▸ **WRITTEN INSTRUCTION**: Tally the lines containing the word "pedikúru" and give the total alone.

___ TASK DATA

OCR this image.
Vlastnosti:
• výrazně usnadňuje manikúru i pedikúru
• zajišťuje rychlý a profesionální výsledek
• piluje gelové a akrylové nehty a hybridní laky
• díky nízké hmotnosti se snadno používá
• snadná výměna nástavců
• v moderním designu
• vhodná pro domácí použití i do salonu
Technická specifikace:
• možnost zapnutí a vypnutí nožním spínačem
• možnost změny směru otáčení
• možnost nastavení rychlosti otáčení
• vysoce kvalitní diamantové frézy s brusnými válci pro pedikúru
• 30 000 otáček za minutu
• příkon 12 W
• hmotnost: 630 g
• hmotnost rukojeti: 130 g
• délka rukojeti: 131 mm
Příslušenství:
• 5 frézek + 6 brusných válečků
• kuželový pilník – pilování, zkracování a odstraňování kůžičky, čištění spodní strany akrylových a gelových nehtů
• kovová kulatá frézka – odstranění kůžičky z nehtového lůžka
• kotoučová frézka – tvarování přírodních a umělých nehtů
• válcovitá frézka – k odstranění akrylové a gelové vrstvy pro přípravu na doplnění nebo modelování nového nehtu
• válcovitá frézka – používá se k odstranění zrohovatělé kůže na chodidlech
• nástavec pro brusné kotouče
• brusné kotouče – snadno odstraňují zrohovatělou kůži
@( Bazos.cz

______

▸ **SOLUTION TO THIS EXERCISE**: 2